------ GIVEN RECORDS ------
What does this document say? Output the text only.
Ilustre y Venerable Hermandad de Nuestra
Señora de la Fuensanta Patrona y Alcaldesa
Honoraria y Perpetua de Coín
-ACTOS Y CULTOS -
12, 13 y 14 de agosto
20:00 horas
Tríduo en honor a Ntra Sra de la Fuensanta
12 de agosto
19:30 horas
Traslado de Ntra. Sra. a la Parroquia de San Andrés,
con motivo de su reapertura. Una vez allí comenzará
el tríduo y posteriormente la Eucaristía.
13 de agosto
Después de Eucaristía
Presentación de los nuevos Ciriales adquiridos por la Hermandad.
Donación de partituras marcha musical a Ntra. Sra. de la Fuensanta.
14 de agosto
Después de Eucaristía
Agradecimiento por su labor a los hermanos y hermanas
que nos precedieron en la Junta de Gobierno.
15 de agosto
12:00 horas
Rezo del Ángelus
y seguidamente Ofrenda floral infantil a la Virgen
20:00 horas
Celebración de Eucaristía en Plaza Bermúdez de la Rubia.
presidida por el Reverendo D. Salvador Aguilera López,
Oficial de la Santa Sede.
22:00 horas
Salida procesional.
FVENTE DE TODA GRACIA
------
### REQUIREMENT
How many of the lines above hold the word "Hermandad"? Give only that number.

### TASK RESULT
2